Instructions for the task:
Give only a count of the lines that include the string "میشه".

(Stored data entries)
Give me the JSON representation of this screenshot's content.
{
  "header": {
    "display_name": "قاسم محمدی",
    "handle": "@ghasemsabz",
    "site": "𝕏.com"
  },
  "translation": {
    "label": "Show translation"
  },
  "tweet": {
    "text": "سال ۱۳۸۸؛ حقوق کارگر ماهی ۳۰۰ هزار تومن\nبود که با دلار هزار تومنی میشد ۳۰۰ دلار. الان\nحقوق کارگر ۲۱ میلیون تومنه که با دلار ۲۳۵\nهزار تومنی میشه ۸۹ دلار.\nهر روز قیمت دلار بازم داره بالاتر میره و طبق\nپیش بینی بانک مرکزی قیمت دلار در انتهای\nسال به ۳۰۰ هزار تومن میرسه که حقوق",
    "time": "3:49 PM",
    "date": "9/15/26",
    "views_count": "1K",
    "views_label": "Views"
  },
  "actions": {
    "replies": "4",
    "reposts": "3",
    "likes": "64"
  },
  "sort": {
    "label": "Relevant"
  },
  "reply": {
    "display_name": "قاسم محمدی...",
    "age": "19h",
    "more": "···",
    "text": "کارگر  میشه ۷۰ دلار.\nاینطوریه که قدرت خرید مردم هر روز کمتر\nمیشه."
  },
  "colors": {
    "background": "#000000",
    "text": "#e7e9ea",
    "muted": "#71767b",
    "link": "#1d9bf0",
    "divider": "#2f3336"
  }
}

Response for this exercise:
2